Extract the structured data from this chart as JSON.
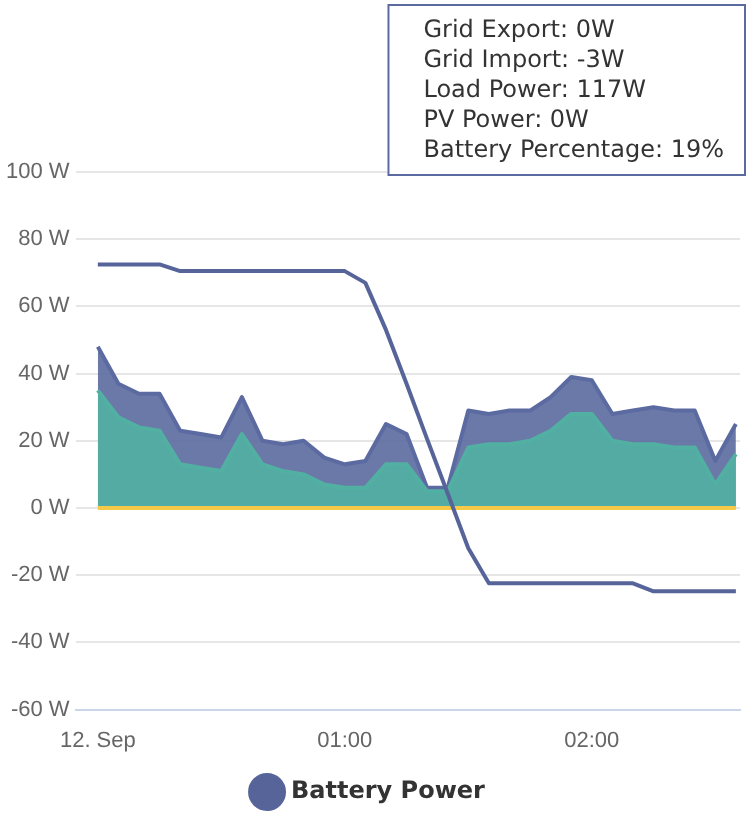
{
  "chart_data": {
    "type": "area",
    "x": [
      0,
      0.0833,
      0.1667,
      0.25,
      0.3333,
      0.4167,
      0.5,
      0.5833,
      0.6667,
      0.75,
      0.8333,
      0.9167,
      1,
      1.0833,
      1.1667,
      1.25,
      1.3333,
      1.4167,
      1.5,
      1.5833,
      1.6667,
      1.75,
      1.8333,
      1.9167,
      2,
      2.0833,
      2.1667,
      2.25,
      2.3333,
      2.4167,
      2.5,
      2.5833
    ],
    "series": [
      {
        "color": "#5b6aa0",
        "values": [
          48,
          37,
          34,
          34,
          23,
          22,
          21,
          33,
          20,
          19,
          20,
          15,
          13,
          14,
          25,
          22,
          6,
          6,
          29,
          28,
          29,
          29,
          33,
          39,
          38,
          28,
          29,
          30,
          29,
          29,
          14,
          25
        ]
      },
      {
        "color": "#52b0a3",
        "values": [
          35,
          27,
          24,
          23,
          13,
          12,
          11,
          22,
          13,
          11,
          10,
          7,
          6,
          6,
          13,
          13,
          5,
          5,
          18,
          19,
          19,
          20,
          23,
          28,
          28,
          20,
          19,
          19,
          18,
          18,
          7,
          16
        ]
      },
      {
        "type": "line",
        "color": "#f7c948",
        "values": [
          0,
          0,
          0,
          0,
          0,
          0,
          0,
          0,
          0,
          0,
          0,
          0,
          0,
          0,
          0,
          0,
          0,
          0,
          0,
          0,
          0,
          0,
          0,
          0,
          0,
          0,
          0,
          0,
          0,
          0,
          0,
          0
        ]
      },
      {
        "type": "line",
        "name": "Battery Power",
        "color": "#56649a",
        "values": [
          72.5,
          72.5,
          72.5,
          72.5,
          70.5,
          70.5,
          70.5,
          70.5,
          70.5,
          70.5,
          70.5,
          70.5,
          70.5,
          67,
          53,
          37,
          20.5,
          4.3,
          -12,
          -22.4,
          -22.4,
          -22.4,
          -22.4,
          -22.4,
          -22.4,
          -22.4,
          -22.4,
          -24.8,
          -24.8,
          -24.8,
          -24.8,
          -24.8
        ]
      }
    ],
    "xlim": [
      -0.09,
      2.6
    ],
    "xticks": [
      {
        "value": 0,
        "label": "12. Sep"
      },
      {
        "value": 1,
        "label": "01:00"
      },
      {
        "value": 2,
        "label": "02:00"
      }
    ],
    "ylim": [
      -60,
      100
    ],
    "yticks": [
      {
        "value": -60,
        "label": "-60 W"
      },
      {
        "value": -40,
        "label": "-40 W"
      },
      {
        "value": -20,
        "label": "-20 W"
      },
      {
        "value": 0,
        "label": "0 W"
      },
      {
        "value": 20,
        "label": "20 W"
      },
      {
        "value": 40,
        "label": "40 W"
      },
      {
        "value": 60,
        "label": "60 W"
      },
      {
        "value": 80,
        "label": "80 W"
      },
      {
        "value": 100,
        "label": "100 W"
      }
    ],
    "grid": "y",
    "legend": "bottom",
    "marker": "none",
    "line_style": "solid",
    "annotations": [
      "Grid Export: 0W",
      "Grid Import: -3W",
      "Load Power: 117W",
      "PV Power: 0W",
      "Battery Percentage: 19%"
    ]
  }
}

# WHAT IS BEING ASKED:
Quote every record above exactly, leaving out the pictures.

# RESULT FOR THIS EXERCISE:
Extract the structured data from this chart as JSON.
{
  "chart_data": {
    "type": "area",
    "x": [
      0,
      0.0833,
      0.1667,
      0.25,
      0.3333,
      0.4167,
      0.5,
      0.5833,
      0.6667,
      0.75,
      0.8333,
      0.9167,
      1,
      1.0833,
      1.1667,
      1.25,
      1.3333,
      1.4167,
      1.5,
      1.5833,
      1.6667,
      1.75,
      1.8333,
      1.9167,
      2,
      2.0833,
      2.1667,
      2.25,
      2.3333,
      2.4167,
      2.5,
      2.5833
    ],
    "series": [
      {
        "color": "#5b6aa0",
        "values": [
          48,
          37,
          34,
          34,
          23,
          22,
          21,
          33,
          20,
          19,
          20,
          15,
          13,
          14,
          25,
          22,
          6,
          6,
          29,
          28,
          29,
          29,
          33,
          39,
          38,
          28,
          29,
          30,
          29,
          29,
          14,
          25
        ]
      },
      {
        "color": "#52b0a3",
        "values": [
          35,
          27,
          24,
          23,
          13,
          12,
          11,
          22,
          13,
          11,
          10,
          7,
          6,
          6,
          13,
          13,
          5,
          5,
          18,
          19,
          19,
          20,
          23,
          28,
          28,
          20,
          19,
          19,
          18,
          18,
          7,
          16
        ]
      },
      {
        "type": "line",
        "color": "#f7c948",
        "values": [
          0,
          0,
          0,
          0,
          0,
          0,
          0,
          0,
          0,
          0,
          0,
          0,
          0,
          0,
          0,
          0,
          0,
          0,
          0,
          0,
          0,
          0,
          0,
          0,
          0,
          0,
          0,
          0,
          0,
          0,
          0,
          0
        ]
      },
      {
        "type": "line",
        "name": "Battery Power",
        "color": "#56649a",
        "values": [
          72.5,
          72.5,
          72.5,
          72.5,
          70.5,
          70.5,
          70.5,
          70.5,
          70.5,
          70.5,
          70.5,
          70.5,
          70.5,
          67,
          53,
          37,
          20.5,
          4.3,
          -12,
          -22.4,
          -22.4,
          -22.4,
          -22.4,
          -22.4,
          -22.4,
          -22.4,
          -22.4,
          -24.8,
          -24.8,
          -24.8,
          -24.8,
          -24.8
        ]
      }
    ],
    "xlim": [
      -0.09,
      2.6
    ],
    "xticks": [
      {
        "value": 0,
        "label": "12. Sep"
      },
      {
        "value": 1,
        "label": "01:00"
      },
      {
        "value": 2,
        "label": "02:00"
      }
    ],
    "ylim": [
      -60,
      100
    ],
    "yticks": [
      {
        "value": -60,
        "label": "-60 W"
      },
      {
        "value": -40,
        "label": "-40 W"
      },
      {
        "value": -20,
        "label": "-20 W"
      },
      {
        "value": 0,
        "label": "0 W"
      },
      {
        "value": 20,
        "label": "20 W"
      },
      {
        "value": 40,
        "label": "40 W"
      },
      {
        "value": 60,
        "label": "60 W"
      },
      {
        "value": 80,
        "label": "80 W"
      },
      {
        "value": 100,
        "label": "100 W"
      }
    ],
    "grid": "y",
    "legend": "bottom",
    "marker": "none",
    "line_style": "solid",
    "annotations": [
      "Grid Export: 0W",
      "Grid Import: -3W",
      "Load Power: 117W",
      "PV Power: 0W",
      "Battery Percentage: 19%"
    ]
  }
}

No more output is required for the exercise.